— Begin —

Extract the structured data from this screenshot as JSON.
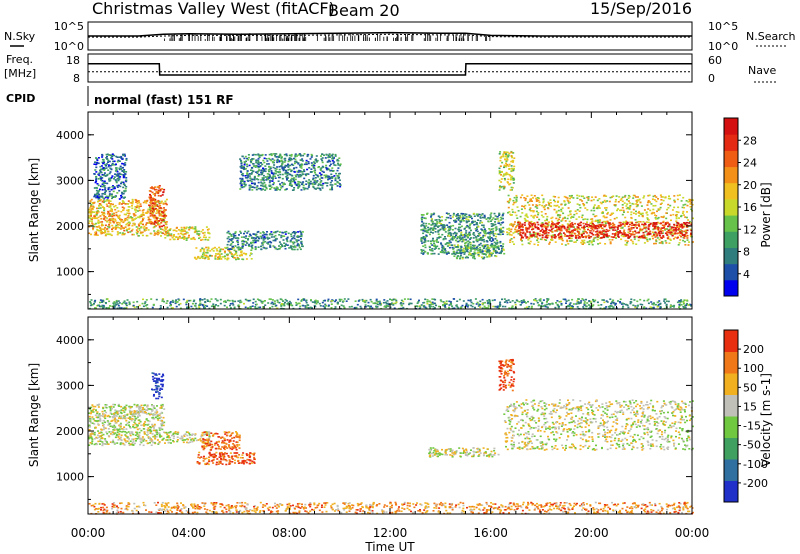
{
  "header": {
    "station": "Christmas Valley West (fitACF)",
    "beam": "Beam 20",
    "date": "15/Sep/2016"
  },
  "strip_labels": {
    "nsky": "N.Sky",
    "nsky_hi": "10^5",
    "nsky_lo": "10^0",
    "nsearch": "N.Search",
    "nsearch_hi": "10^5",
    "nsearch_lo": "10^0",
    "freq": "Freq.",
    "freq_unit": "[MHz]",
    "freq_hi": "18",
    "freq_lo": "8",
    "nave": "Nave",
    "nave_hi": "60",
    "nave_lo": "0",
    "cpid": "CPID",
    "mode": "normal (fast) 151 RF"
  },
  "chart_data": [
    {
      "type": "line",
      "panel": "noise",
      "x": [
        "00:00",
        "02:00",
        "03:00",
        "04:00",
        "06:00",
        "08:00",
        "10:00",
        "12:00",
        "14:00",
        "15:00",
        "16:00",
        "18:00",
        "20:00",
        "22:00",
        "24:00"
      ],
      "series": [
        {
          "name": "N.Sky",
          "values": [
            2.5,
            2.5,
            2.8,
            2.9,
            2.8,
            2.9,
            3.0,
            3.1,
            3.0,
            3.0,
            2.6,
            2.5,
            2.5,
            2.5,
            2.5
          ]
        },
        {
          "name": "N.Search",
          "values": [
            2.3,
            2.3,
            2.5,
            2.6,
            2.6,
            2.6,
            2.7,
            2.8,
            2.7,
            2.7,
            2.4,
            2.3,
            2.3,
            2.3,
            2.3
          ]
        }
      ],
      "ylim": [
        0,
        5
      ]
    },
    {
      "type": "line",
      "panel": "frequency",
      "x": [
        "00:00",
        "02:50",
        "02:51",
        "15:00",
        "15:01",
        "24:00"
      ],
      "series": [
        {
          "name": "Freq.",
          "values": [
            14.5,
            14.5,
            10.5,
            10.5,
            14.5,
            14.5
          ]
        },
        {
          "name": "Nave",
          "values": [
            22,
            22,
            22,
            22,
            22,
            22
          ]
        }
      ],
      "ylim": [
        8,
        18
      ]
    },
    {
      "type": "heatmap",
      "panel": "power",
      "xlabel": "",
      "ylabel": "Slant Range [km]",
      "xlim": [
        0,
        24
      ],
      "ylim": [
        180,
        4500
      ],
      "x_ticks": [
        "00:00",
        "04:00",
        "08:00",
        "12:00",
        "16:00",
        "20:00",
        "00:00"
      ],
      "y_ticks": [
        "1000",
        "2000",
        "3000",
        "4000"
      ],
      "colorbar": {
        "label": "Power [dB]",
        "ticks": [
          "4",
          "8",
          "12",
          "16",
          "20",
          "24",
          "28"
        ],
        "colors": [
          "#0000ee",
          "#1d4fa8",
          "#2f7d7d",
          "#3fa063",
          "#66c24b",
          "#c9d92c",
          "#f0c020",
          "#f29018",
          "#ef5d15",
          "#e42a12",
          "#d41010"
        ]
      },
      "regions": [
        {
          "t0": 0.0,
          "t1": 3.1,
          "r0": 1800,
          "r1": 2600,
          "level": 0.6
        },
        {
          "t0": 0.2,
          "t1": 1.5,
          "r0": 2600,
          "r1": 3600,
          "level": 0.2
        },
        {
          "t0": 2.4,
          "t1": 3.0,
          "r0": 2000,
          "r1": 2900,
          "level": 0.8
        },
        {
          "t0": 3.0,
          "t1": 4.8,
          "r0": 1700,
          "r1": 2000,
          "level": 0.55
        },
        {
          "t0": 4.2,
          "t1": 6.5,
          "r0": 1280,
          "r1": 1550,
          "level": 0.5
        },
        {
          "t0": 5.5,
          "t1": 8.5,
          "r0": 1500,
          "r1": 1900,
          "level": 0.25
        },
        {
          "t0": 6.0,
          "t1": 10.0,
          "r0": 2800,
          "r1": 3600,
          "level": 0.25
        },
        {
          "t0": 13.2,
          "t1": 16.5,
          "r0": 1400,
          "r1": 2300,
          "level": 0.3
        },
        {
          "t0": 14.5,
          "t1": 16.2,
          "r0": 1300,
          "r1": 1600,
          "level": 0.35
        },
        {
          "t0": 16.3,
          "t1": 16.9,
          "r0": 2800,
          "r1": 3650,
          "level": 0.5
        },
        {
          "t0": 16.6,
          "t1": 24.0,
          "r0": 1600,
          "r1": 2700,
          "level": 0.55
        },
        {
          "t0": 17.0,
          "t1": 24.0,
          "r0": 1750,
          "r1": 2100,
          "level": 0.9
        },
        {
          "t0": 0.0,
          "t1": 24.0,
          "r0": 200,
          "r1": 420,
          "level": 0.3
        }
      ]
    },
    {
      "type": "heatmap",
      "panel": "velocity",
      "xlabel": "Time UT",
      "ylabel": "Slant Range [km]",
      "xlim": [
        0,
        24
      ],
      "ylim": [
        180,
        4500
      ],
      "x_ticks": [
        "00:00",
        "04:00",
        "08:00",
        "12:00",
        "16:00",
        "20:00",
        "00:00"
      ],
      "y_ticks": [
        "1000",
        "2000",
        "3000",
        "4000"
      ],
      "colorbar": {
        "label": "Velocity [m s-1]",
        "ticks": [
          "200",
          "100",
          "50",
          "15",
          "-15",
          "-50",
          "-100",
          "-200"
        ],
        "colors": [
          "#2030c8",
          "#3070a0",
          "#40a060",
          "#70c840",
          "#c0c0b8",
          "#f0b020",
          "#f07818",
          "#e83010"
        ]
      },
      "regions": [
        {
          "t0": 0.0,
          "t1": 3.0,
          "r0": 1700,
          "r1": 2600,
          "level": 0.55
        },
        {
          "t0": 2.5,
          "t1": 2.95,
          "r0": 2700,
          "r1": 3300,
          "level": 0.0
        },
        {
          "t0": 3.0,
          "t1": 4.8,
          "r0": 1750,
          "r1": 2000,
          "level": 0.55
        },
        {
          "t0": 4.3,
          "t1": 6.6,
          "r0": 1280,
          "r1": 1550,
          "level": 0.88
        },
        {
          "t0": 4.5,
          "t1": 6.0,
          "r0": 1600,
          "r1": 2000,
          "level": 0.85
        },
        {
          "t0": 13.5,
          "t1": 16.3,
          "r0": 1450,
          "r1": 1650,
          "level": 0.55
        },
        {
          "t0": 16.3,
          "t1": 16.9,
          "r0": 2900,
          "r1": 3600,
          "level": 0.9
        },
        {
          "t0": 16.5,
          "t1": 24.0,
          "r0": 1600,
          "r1": 2700,
          "level": 0.57
        },
        {
          "t0": 0.0,
          "t1": 24.0,
          "r0": 200,
          "r1": 450,
          "level": 0.75
        }
      ]
    }
  ]
}
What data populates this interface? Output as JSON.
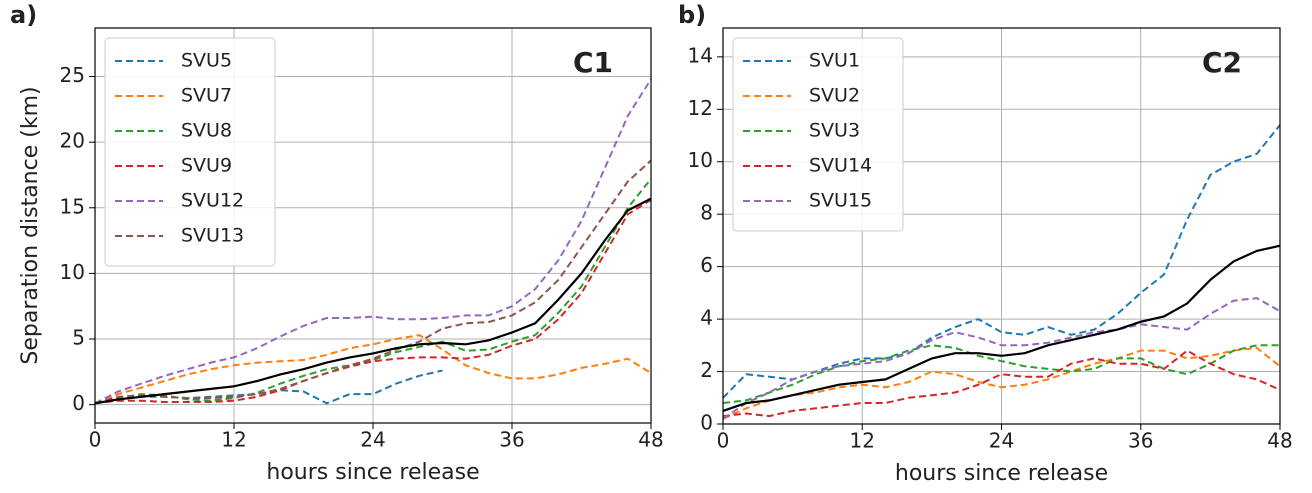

— End —

## [SET TASK]
Using the listing above, pick out each line that contains the word "name", then copy it.

## [EXERCISE SOLUTION]
          "name": "N.Sky",
          "name": "N.Search",
          "name": "Freq.",
          "name": "Nave",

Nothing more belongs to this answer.